PROVIDED RECORDS:
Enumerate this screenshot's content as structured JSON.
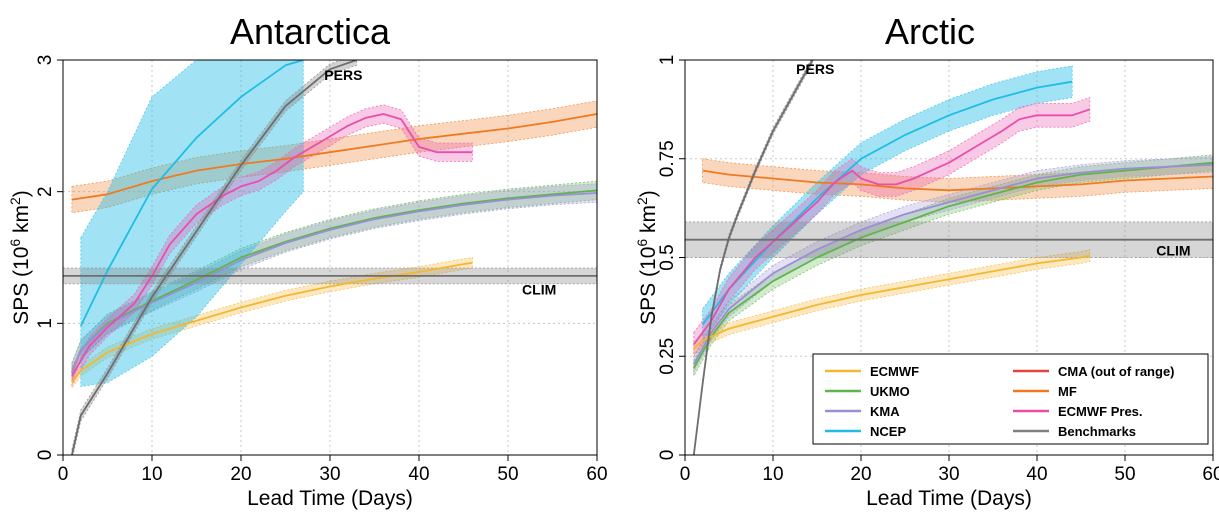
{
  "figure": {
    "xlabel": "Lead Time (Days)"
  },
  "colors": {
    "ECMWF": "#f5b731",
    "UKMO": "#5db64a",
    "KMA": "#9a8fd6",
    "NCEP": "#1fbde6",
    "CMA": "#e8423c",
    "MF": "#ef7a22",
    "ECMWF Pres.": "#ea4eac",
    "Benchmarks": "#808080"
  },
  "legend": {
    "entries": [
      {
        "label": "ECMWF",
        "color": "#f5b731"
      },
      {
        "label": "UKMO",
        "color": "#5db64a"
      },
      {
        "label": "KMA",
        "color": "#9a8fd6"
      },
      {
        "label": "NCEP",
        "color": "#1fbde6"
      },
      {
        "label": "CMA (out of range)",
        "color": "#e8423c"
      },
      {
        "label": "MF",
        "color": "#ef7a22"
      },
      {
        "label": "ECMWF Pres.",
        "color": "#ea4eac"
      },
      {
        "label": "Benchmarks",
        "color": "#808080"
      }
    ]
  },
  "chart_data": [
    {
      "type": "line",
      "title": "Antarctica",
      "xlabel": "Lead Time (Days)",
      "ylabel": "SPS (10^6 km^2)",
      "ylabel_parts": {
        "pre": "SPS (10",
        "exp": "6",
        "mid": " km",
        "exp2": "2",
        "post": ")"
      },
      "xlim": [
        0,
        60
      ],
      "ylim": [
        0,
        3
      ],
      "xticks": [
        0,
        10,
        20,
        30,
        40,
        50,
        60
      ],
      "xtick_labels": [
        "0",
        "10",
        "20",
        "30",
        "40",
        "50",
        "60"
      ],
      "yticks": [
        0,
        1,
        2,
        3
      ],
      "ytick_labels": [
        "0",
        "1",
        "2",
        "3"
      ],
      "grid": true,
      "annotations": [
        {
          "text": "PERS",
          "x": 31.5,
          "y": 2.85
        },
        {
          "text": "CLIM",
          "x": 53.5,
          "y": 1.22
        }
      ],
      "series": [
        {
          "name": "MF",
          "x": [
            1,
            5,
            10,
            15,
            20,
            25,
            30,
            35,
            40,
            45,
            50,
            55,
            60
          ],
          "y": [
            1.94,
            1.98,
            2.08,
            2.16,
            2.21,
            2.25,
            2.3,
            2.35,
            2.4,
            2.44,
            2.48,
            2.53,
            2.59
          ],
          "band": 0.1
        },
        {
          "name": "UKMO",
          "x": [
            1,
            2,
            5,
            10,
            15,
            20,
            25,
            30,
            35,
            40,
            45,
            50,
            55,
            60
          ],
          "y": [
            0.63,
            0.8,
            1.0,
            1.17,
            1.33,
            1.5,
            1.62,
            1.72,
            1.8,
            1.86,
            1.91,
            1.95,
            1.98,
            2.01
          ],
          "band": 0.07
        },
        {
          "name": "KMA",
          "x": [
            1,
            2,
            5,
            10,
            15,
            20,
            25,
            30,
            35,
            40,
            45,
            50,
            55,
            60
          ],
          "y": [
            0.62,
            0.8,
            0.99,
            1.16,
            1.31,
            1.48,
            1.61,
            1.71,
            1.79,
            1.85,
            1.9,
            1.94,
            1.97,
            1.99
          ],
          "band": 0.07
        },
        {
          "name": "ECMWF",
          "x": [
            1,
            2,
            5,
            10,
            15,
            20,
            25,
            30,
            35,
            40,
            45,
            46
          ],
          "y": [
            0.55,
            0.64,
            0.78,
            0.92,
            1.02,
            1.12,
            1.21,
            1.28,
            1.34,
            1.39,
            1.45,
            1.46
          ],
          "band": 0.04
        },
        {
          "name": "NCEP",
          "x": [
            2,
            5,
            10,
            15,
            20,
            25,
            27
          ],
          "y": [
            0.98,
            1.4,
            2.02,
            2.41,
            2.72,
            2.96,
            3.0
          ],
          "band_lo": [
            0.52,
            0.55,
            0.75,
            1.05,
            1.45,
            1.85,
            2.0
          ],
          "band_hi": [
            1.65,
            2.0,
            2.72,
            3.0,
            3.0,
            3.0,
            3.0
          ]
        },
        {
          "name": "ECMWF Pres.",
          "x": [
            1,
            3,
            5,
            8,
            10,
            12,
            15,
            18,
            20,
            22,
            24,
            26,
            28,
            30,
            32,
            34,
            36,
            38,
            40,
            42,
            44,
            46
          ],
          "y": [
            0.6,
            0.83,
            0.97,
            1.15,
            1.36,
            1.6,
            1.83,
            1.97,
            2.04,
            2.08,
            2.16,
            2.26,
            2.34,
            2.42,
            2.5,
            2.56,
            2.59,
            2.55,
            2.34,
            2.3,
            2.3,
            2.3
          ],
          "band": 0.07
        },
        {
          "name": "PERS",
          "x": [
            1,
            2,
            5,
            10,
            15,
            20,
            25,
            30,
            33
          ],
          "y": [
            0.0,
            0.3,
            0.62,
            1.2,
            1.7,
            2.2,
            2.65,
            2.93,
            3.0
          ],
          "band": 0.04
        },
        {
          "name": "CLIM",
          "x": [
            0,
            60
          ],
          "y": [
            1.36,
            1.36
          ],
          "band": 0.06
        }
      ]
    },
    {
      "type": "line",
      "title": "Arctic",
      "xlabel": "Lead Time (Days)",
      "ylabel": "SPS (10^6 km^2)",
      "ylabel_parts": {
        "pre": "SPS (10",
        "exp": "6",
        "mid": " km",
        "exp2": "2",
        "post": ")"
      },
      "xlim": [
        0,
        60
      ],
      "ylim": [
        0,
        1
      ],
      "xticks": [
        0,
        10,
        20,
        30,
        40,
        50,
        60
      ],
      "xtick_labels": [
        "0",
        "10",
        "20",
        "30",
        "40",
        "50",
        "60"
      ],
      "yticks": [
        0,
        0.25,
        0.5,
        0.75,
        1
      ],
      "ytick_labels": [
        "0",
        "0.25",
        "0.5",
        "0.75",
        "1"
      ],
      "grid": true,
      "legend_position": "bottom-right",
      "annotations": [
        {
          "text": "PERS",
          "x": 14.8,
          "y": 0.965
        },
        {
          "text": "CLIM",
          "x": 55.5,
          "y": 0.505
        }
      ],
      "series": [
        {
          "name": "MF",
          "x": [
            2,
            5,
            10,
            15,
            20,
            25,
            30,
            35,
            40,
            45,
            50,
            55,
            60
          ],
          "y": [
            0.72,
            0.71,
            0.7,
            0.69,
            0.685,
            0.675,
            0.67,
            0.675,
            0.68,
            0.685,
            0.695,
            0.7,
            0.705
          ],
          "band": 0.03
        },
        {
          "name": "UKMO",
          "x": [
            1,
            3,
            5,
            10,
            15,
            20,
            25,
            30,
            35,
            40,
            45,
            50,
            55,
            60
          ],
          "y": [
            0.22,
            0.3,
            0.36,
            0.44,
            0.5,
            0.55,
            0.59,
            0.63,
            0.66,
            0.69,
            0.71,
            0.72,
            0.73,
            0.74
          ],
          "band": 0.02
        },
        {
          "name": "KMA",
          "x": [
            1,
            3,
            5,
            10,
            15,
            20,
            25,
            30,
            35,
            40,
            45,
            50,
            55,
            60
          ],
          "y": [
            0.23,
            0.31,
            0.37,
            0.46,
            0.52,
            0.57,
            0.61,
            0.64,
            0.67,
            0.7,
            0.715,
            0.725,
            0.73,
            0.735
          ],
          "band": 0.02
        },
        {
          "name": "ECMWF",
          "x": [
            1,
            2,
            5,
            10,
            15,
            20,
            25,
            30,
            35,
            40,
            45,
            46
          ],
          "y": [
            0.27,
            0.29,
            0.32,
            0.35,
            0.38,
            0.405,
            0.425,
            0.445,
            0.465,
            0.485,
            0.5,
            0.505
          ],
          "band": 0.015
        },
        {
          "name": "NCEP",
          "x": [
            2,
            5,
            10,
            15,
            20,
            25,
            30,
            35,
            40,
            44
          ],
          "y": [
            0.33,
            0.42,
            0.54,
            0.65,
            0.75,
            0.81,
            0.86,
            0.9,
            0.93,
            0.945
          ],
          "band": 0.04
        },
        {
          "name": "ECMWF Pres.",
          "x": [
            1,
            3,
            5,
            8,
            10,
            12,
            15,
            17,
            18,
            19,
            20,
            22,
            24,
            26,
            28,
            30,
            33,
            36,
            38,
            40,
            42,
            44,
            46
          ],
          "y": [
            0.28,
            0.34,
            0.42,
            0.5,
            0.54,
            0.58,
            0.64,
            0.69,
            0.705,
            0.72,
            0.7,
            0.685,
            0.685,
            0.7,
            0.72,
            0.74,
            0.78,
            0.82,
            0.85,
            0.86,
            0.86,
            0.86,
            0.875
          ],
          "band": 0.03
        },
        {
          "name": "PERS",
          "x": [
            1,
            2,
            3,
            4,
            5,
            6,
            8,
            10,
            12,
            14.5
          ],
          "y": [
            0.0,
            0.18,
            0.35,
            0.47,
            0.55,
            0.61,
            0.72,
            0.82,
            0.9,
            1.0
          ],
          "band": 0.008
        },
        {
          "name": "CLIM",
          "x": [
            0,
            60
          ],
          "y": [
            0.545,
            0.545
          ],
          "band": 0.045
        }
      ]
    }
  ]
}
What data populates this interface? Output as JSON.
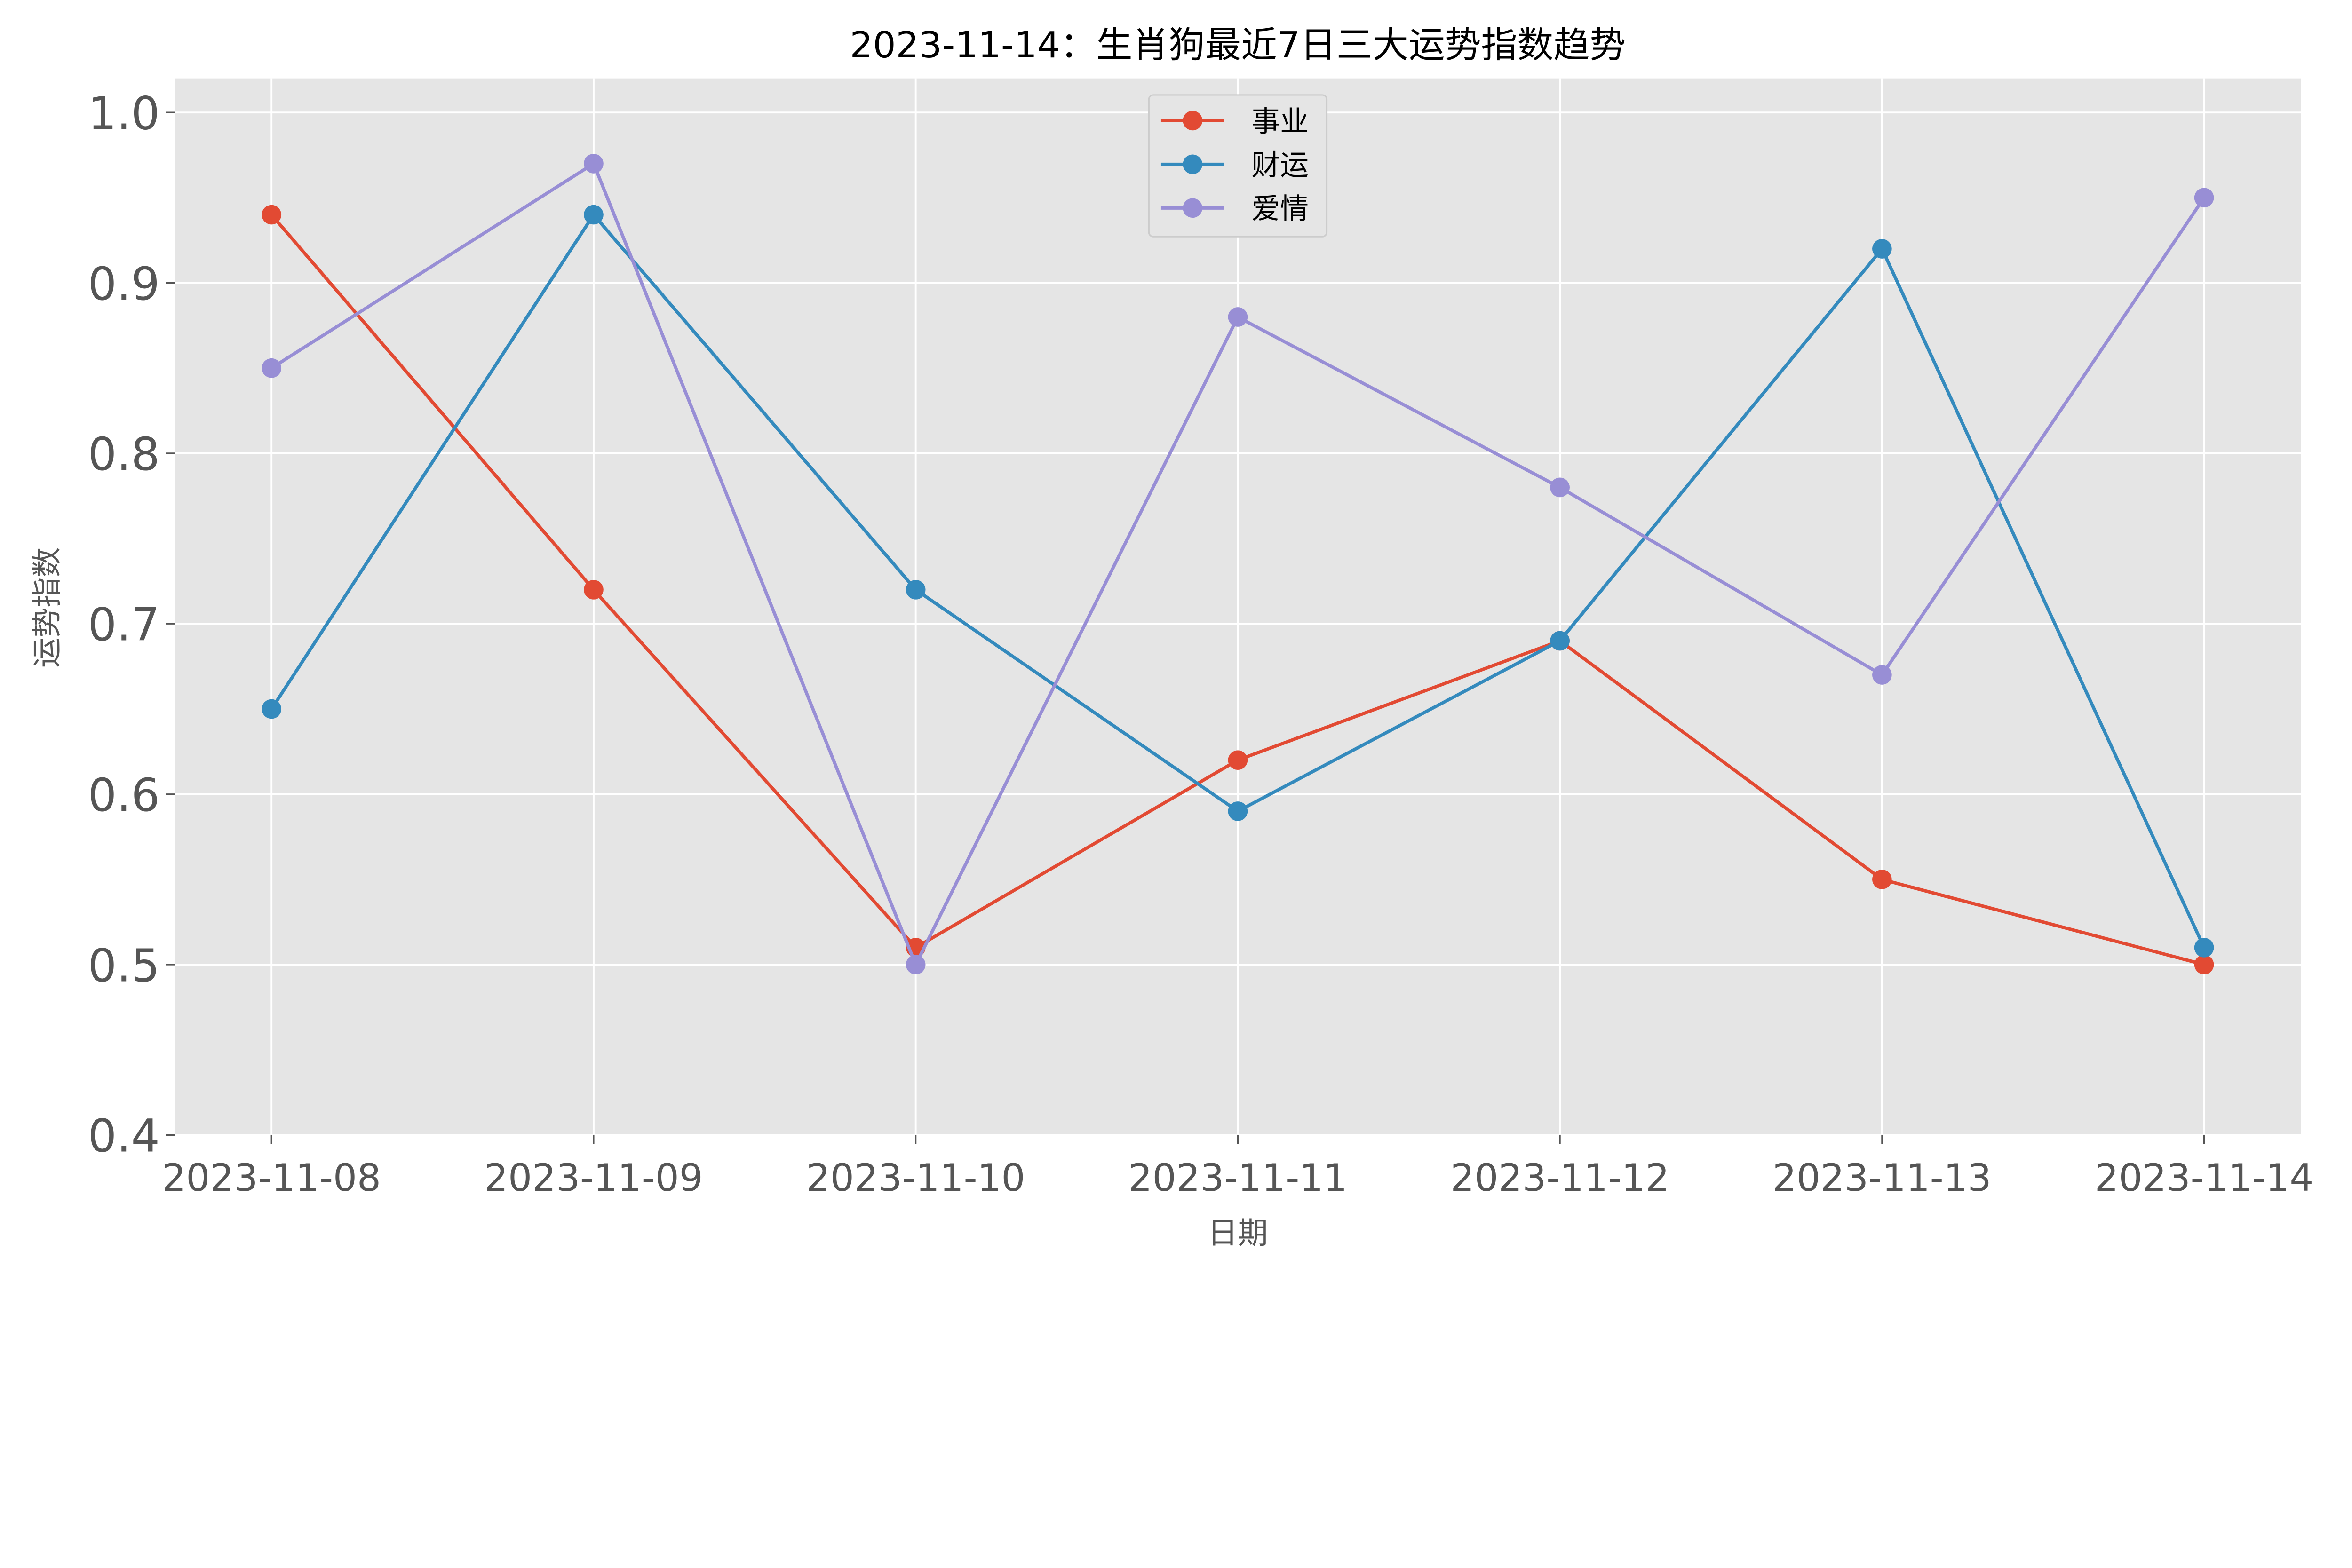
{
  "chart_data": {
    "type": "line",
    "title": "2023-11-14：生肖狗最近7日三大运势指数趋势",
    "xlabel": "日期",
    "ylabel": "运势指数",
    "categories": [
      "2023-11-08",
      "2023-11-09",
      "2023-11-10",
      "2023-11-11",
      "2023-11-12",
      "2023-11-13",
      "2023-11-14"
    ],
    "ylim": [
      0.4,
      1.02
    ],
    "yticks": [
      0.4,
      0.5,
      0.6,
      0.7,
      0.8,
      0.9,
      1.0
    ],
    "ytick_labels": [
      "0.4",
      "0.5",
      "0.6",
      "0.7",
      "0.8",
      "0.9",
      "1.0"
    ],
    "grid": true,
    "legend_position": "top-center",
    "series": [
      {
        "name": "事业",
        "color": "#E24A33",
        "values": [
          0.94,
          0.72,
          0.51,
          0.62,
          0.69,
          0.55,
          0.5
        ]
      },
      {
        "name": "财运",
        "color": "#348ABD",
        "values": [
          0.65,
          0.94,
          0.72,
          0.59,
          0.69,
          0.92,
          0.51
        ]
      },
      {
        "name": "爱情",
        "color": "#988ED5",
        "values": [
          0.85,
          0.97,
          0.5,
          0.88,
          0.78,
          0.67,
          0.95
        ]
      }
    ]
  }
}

TASK TO CARRY OUT:
Produce an exact reproduction of the lines from the line containing "What data populates" through the last line of the records. Any picture is left out.

WORKED ANSWER:
What data populates this interface? Output as JSON.
{
  "chart_data": {
    "type": "line",
    "title": "2023-11-14：生肖狗最近7日三大运势指数趋势",
    "xlabel": "日期",
    "ylabel": "运势指数",
    "categories": [
      "2023-11-08",
      "2023-11-09",
      "2023-11-10",
      "2023-11-11",
      "2023-11-12",
      "2023-11-13",
      "2023-11-14"
    ],
    "ylim": [
      0.4,
      1.02
    ],
    "yticks": [
      0.4,
      0.5,
      0.6,
      0.7,
      0.8,
      0.9,
      1.0
    ],
    "ytick_labels": [
      "0.4",
      "0.5",
      "0.6",
      "0.7",
      "0.8",
      "0.9",
      "1.0"
    ],
    "grid": true,
    "legend_position": "top-center",
    "series": [
      {
        "name": "事业",
        "color": "#E24A33",
        "values": [
          0.94,
          0.72,
          0.51,
          0.62,
          0.69,
          0.55,
          0.5
        ]
      },
      {
        "name": "财运",
        "color": "#348ABD",
        "values": [
          0.65,
          0.94,
          0.72,
          0.59,
          0.69,
          0.92,
          0.51
        ]
      },
      {
        "name": "爱情",
        "color": "#988ED5",
        "values": [
          0.85,
          0.97,
          0.5,
          0.88,
          0.78,
          0.67,
          0.95
        ]
      }
    ]
  }
}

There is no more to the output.